**Direction:** Check every line of the data below for the string "JSON", and copy the ones that hold it.

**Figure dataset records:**
============
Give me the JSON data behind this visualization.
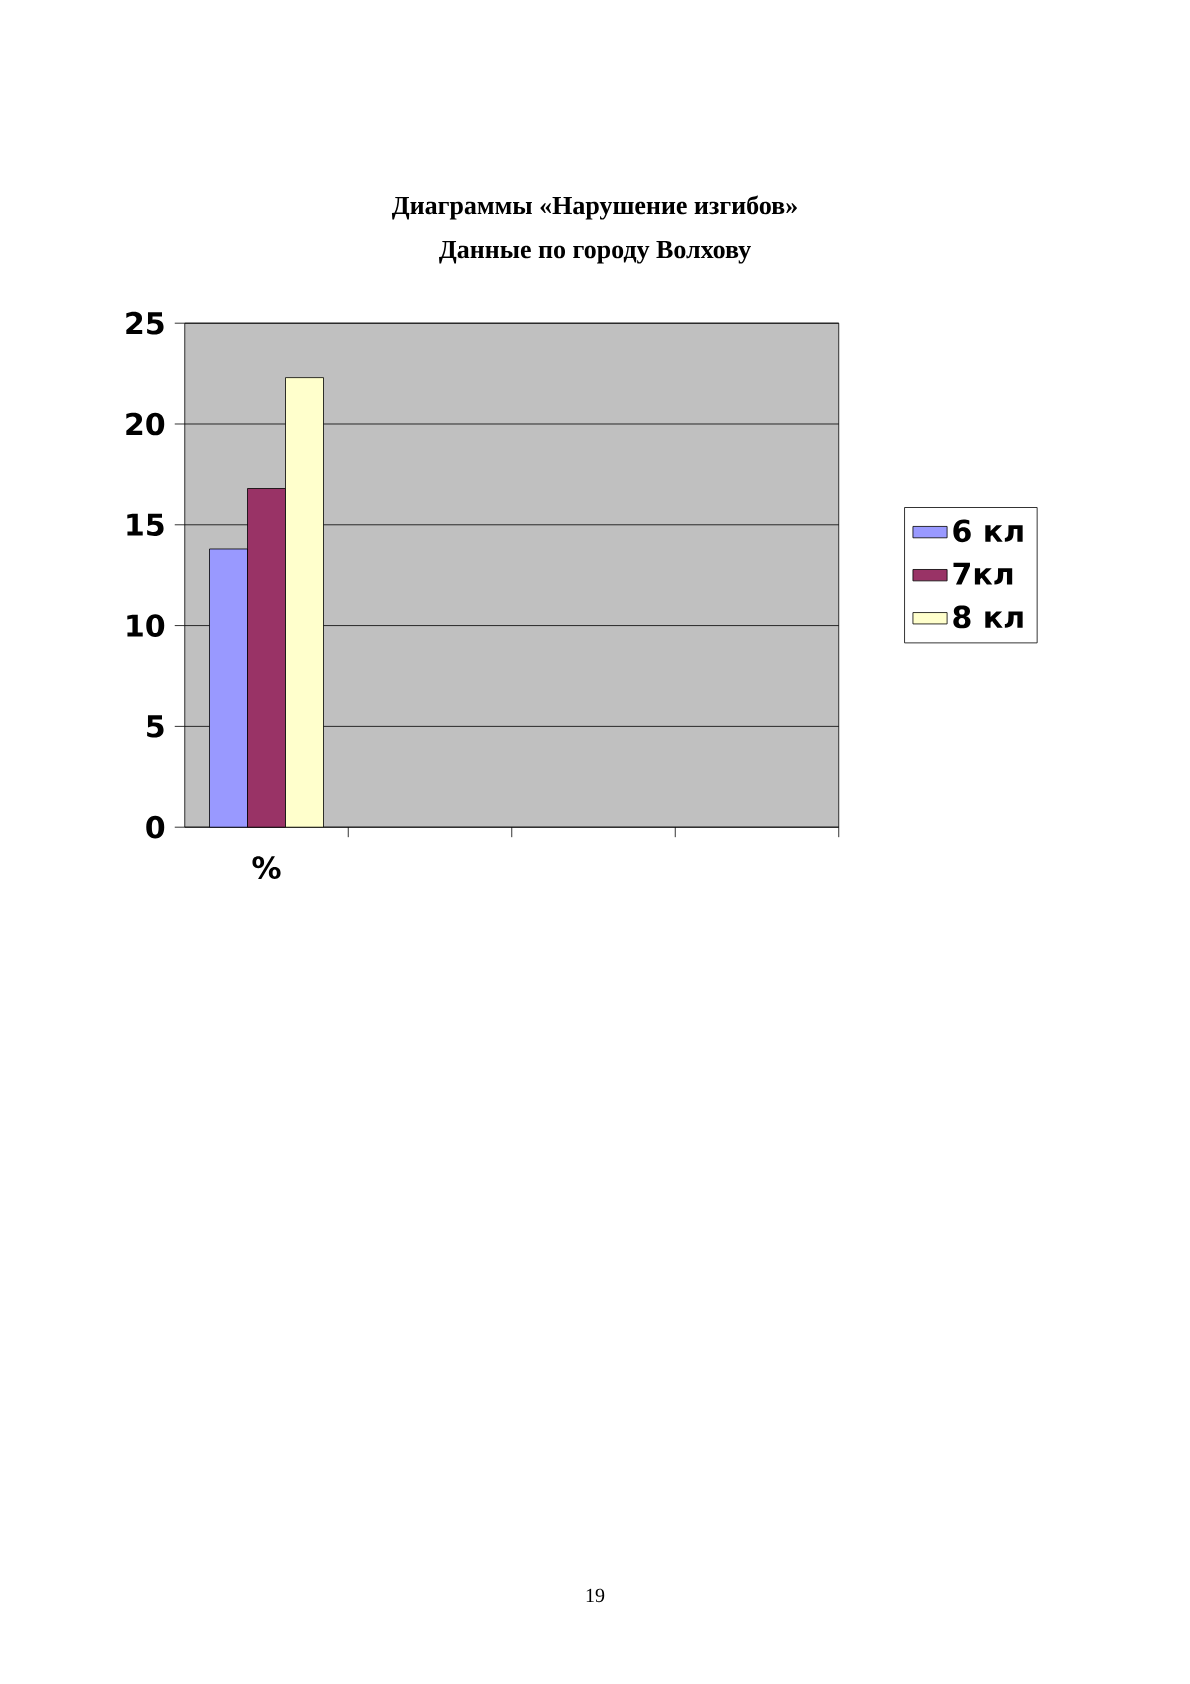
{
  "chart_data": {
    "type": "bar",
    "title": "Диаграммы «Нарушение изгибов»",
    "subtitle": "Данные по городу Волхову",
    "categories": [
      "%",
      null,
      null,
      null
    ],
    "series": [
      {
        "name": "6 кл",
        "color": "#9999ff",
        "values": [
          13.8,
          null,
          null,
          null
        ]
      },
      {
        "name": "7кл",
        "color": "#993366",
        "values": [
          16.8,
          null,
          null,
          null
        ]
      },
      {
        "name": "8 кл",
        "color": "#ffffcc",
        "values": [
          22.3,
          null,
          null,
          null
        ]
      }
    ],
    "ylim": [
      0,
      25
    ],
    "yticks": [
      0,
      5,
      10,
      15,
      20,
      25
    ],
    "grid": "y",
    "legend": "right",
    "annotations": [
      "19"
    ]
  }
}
============
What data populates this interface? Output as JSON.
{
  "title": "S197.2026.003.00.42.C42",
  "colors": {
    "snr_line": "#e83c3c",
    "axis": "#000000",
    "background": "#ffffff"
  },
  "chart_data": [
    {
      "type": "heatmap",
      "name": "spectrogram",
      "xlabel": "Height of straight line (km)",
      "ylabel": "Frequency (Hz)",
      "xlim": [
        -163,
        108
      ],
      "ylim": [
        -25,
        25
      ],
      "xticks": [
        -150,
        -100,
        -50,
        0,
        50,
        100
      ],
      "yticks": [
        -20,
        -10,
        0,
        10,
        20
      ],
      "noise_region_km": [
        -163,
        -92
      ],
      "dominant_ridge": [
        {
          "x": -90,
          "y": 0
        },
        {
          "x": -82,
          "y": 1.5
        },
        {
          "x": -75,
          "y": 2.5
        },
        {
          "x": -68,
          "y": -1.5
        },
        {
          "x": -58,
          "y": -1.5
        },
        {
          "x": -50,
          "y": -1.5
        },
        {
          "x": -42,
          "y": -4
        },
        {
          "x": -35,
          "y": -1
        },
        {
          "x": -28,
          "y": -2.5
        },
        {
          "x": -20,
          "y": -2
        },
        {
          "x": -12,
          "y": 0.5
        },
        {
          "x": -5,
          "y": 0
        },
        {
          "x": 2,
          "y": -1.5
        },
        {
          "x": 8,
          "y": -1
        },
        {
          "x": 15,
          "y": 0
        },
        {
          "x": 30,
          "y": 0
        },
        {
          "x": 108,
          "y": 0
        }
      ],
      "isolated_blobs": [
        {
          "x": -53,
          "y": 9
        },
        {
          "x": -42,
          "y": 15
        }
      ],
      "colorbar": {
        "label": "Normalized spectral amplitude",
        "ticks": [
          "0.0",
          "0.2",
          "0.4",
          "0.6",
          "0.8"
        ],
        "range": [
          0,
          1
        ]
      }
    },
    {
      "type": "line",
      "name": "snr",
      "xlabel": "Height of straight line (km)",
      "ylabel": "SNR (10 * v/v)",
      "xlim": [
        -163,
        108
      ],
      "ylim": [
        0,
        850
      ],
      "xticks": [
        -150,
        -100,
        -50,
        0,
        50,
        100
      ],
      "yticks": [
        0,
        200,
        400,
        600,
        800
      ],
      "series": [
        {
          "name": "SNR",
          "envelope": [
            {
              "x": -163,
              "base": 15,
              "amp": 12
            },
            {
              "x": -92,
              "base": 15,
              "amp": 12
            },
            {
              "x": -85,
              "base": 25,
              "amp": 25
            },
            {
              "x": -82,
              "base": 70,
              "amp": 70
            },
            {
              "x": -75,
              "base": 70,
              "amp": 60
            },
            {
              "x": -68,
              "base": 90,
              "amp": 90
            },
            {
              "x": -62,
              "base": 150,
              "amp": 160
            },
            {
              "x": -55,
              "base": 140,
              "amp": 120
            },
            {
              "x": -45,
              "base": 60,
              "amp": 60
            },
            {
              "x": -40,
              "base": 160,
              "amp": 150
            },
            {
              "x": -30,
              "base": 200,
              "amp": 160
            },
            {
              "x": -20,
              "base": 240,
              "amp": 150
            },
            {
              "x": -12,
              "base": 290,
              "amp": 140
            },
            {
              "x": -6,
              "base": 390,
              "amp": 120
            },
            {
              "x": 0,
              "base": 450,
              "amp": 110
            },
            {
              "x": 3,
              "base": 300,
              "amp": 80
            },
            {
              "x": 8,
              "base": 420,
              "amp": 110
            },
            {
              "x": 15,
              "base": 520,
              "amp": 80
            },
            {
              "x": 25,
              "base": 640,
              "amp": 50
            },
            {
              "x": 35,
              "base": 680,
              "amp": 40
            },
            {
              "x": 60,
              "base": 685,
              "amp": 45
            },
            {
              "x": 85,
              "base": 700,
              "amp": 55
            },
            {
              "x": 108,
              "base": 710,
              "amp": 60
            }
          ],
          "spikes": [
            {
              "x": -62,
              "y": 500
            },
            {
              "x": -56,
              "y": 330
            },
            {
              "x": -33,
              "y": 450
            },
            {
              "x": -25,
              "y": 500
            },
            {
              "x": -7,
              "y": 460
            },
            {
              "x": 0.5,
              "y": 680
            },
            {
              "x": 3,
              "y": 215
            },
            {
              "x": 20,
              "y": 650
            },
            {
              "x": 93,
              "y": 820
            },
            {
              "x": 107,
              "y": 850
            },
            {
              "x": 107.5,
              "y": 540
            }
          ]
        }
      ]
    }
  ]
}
============
**Output below:**
Give me the JSON data behind this visualization.
What data populates this interface? Output as JSON.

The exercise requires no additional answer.